Collection entries
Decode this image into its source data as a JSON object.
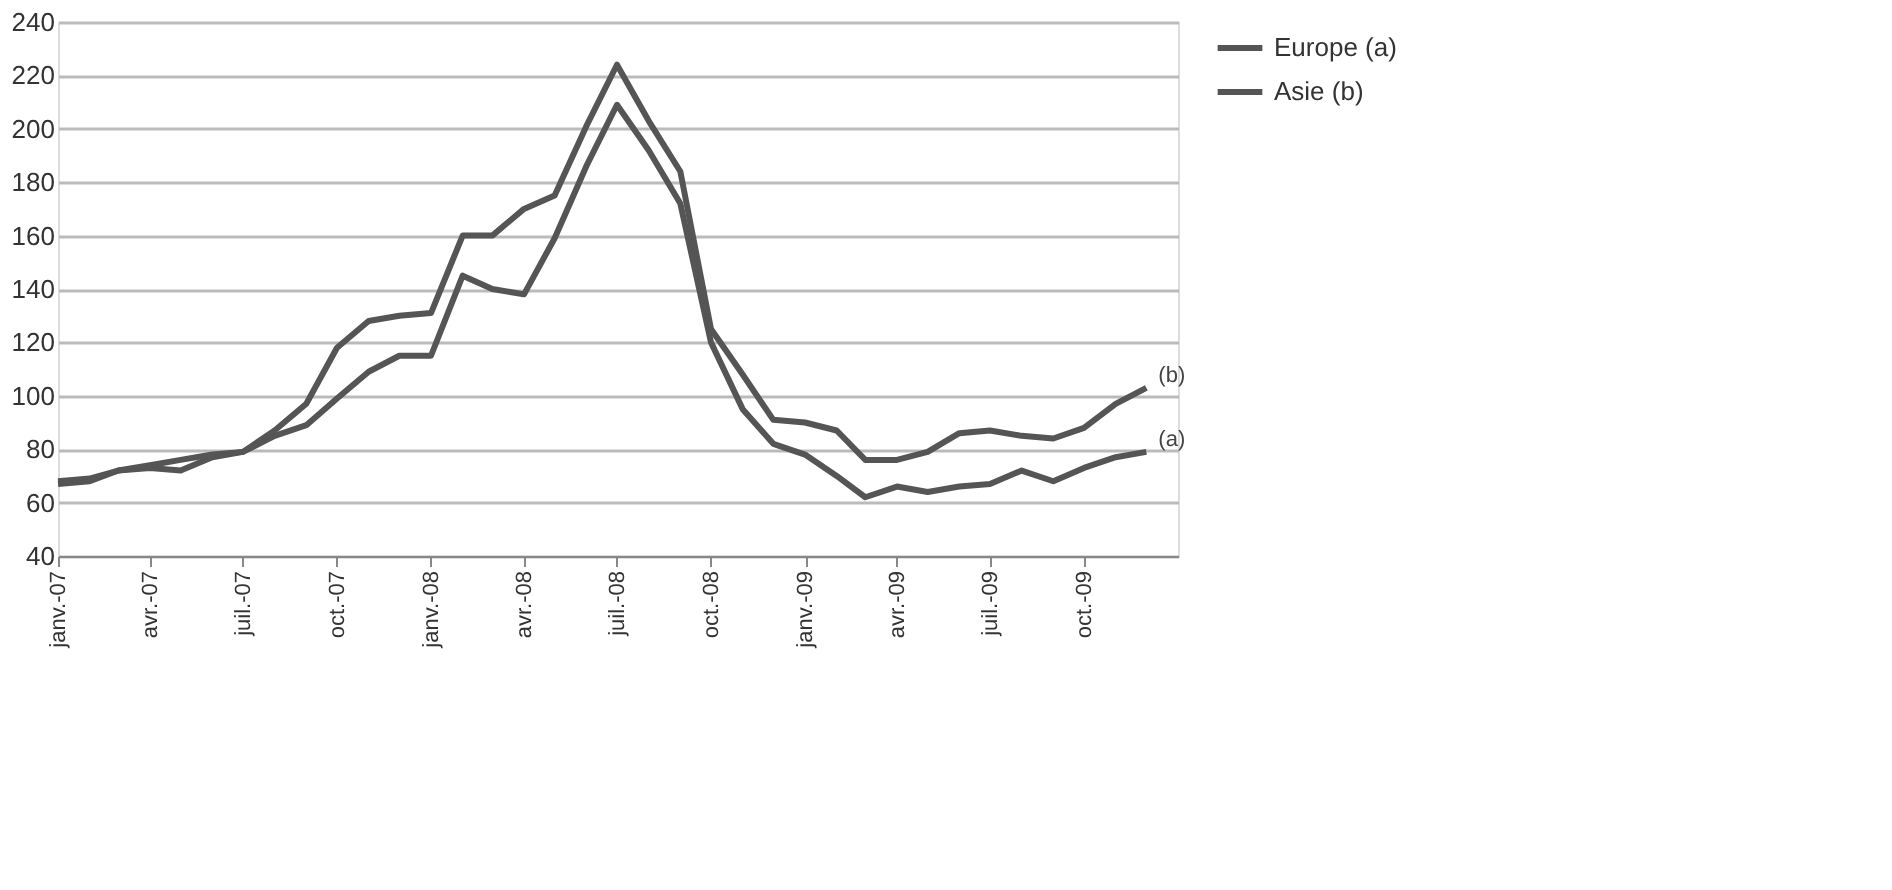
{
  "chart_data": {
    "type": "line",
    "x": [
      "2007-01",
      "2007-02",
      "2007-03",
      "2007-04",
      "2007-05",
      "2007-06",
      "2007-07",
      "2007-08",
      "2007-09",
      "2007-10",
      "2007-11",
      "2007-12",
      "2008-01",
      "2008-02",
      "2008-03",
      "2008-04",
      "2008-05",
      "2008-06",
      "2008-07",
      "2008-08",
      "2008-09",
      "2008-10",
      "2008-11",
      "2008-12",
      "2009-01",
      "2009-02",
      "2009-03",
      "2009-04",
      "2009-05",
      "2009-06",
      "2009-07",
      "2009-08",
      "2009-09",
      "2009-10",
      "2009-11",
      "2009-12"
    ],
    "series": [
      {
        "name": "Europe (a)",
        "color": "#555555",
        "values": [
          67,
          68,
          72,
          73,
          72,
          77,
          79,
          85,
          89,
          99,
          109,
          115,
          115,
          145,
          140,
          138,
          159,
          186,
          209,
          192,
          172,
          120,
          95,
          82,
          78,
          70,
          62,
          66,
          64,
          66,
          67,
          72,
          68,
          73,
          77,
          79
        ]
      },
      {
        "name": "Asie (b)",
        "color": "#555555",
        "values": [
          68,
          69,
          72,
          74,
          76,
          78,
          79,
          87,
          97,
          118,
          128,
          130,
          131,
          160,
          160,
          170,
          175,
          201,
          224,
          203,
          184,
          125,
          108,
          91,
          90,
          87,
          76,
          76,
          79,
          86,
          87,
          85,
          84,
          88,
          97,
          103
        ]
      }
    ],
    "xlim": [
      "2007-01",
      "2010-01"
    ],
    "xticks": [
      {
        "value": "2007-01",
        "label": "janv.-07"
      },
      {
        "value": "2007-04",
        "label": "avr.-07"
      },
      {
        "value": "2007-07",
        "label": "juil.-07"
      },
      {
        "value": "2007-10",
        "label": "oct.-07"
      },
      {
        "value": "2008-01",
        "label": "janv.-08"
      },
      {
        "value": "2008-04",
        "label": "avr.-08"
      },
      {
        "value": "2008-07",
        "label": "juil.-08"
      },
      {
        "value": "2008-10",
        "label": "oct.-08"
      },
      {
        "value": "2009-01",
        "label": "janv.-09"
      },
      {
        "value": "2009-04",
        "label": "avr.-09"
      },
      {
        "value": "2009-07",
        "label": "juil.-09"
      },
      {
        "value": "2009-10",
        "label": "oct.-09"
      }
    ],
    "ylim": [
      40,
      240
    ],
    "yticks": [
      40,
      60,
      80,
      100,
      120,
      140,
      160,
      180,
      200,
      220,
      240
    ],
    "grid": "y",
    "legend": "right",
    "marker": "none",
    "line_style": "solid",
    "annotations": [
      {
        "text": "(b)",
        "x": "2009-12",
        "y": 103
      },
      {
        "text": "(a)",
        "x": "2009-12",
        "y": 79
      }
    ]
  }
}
---
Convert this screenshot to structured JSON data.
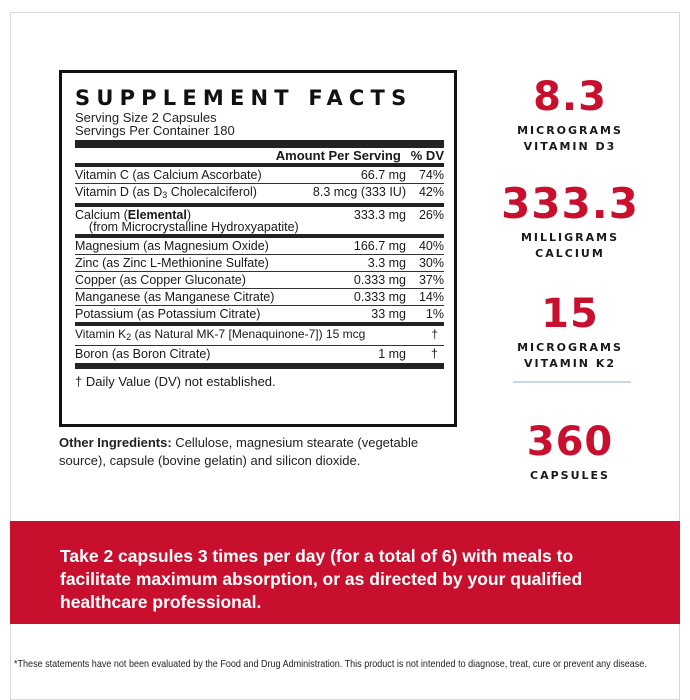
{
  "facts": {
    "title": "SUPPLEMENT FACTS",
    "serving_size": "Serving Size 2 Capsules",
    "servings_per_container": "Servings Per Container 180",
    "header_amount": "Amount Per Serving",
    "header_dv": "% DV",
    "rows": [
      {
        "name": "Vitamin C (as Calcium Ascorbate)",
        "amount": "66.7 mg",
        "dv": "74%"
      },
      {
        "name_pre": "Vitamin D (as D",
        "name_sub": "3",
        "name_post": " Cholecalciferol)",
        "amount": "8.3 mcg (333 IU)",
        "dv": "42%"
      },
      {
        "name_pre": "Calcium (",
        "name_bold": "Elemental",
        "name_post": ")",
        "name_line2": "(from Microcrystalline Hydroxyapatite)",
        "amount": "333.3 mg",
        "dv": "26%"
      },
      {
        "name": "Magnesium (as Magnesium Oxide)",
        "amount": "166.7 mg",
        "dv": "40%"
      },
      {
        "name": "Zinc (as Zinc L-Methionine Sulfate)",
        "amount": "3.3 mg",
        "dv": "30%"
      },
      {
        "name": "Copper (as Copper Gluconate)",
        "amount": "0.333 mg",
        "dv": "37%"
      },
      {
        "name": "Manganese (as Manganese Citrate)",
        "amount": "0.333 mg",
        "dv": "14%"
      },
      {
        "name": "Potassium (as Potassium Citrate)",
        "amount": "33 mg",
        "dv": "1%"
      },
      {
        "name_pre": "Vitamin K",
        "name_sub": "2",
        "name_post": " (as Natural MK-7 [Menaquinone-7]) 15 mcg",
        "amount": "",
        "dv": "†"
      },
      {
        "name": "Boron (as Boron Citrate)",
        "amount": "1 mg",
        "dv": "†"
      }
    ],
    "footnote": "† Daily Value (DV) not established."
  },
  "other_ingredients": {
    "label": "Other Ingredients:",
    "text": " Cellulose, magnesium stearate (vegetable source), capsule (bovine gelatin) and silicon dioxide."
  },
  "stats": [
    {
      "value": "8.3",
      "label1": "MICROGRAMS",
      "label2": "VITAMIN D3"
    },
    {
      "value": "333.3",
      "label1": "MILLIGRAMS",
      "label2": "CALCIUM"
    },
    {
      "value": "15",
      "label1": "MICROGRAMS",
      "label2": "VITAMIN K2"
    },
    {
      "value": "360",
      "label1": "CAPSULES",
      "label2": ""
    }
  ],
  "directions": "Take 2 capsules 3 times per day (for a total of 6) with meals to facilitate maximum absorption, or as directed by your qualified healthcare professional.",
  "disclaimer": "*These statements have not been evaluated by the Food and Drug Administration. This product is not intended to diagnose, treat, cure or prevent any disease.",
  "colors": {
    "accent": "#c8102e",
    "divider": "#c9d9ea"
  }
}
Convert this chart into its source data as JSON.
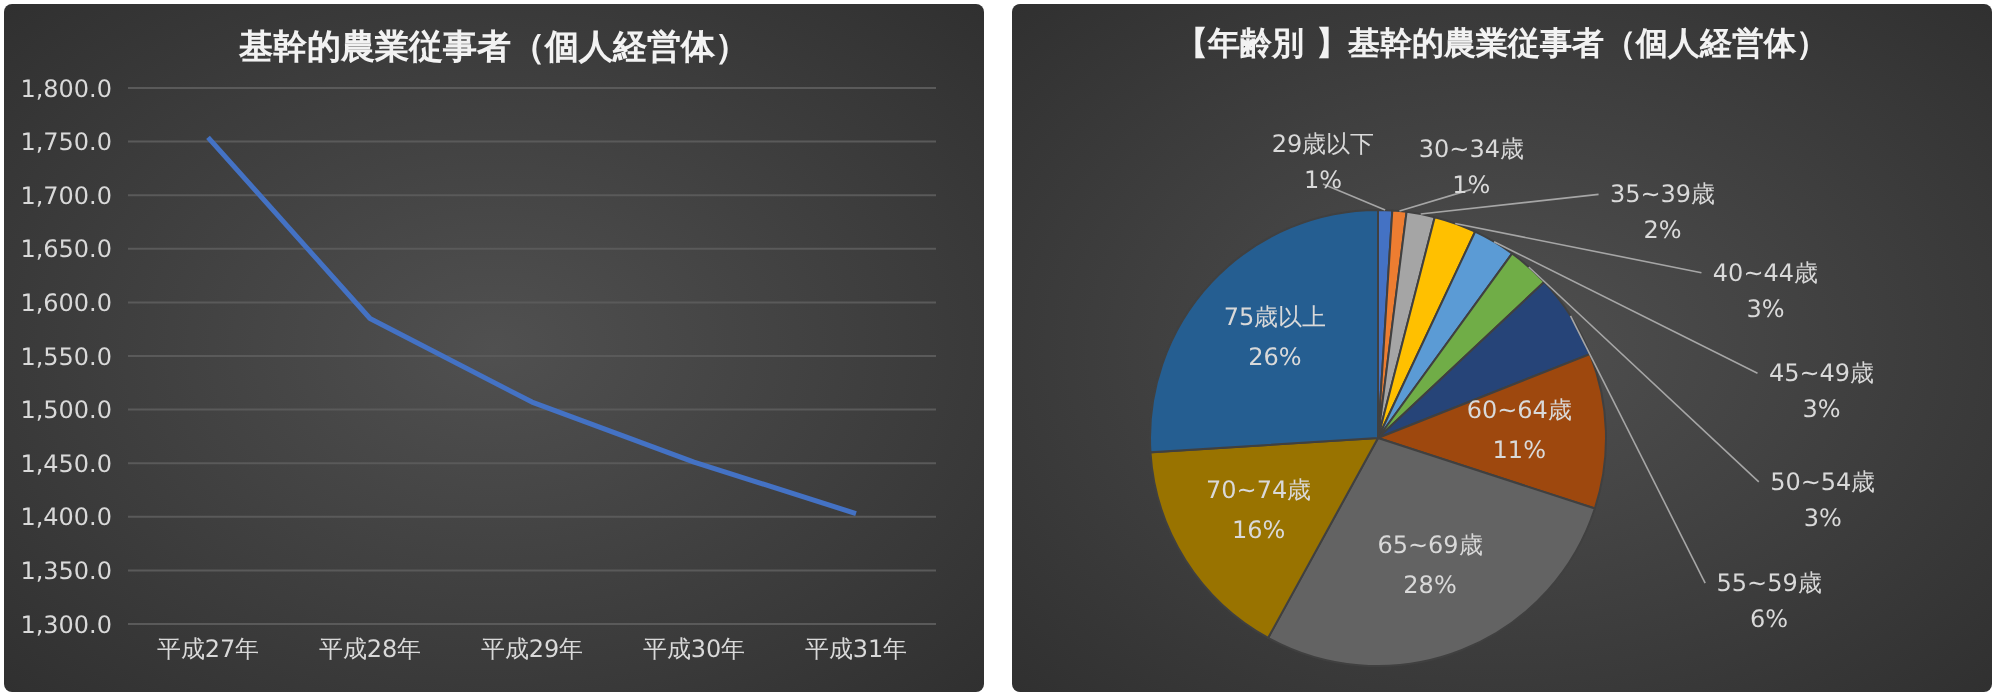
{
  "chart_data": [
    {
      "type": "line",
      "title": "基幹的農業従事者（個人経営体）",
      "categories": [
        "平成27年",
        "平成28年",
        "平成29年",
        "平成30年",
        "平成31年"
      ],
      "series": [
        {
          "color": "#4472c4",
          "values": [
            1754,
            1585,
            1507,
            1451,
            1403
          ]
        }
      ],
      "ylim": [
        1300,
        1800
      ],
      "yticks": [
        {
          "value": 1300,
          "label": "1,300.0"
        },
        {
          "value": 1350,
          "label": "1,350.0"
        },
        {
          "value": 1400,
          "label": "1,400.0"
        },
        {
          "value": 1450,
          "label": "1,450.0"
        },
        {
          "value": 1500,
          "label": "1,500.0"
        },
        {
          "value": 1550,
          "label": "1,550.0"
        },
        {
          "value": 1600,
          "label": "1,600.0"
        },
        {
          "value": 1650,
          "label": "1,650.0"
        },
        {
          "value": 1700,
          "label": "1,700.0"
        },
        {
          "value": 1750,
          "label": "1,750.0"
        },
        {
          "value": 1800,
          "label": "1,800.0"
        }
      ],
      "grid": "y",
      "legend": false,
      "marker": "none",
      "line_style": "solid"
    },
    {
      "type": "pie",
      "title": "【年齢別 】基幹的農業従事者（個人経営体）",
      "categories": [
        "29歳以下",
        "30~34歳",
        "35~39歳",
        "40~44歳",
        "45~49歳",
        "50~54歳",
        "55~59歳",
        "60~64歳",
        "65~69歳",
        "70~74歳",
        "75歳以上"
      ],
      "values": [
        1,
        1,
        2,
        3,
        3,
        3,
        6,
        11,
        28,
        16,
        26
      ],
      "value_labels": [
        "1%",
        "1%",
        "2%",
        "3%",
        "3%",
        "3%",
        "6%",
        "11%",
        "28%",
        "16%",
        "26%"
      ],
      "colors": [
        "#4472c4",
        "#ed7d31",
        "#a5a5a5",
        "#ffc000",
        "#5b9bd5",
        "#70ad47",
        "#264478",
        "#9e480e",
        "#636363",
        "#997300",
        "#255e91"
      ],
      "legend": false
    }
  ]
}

### WHAT TO PRODUCE
Search the lines above for the string "JSON" and copy each line that has it.

### EXERCISE RESULT
Decode this image into its source data as a JSON object.
Convert this screenshot to structured JSON data.
Convert this chart into its source data as JSON.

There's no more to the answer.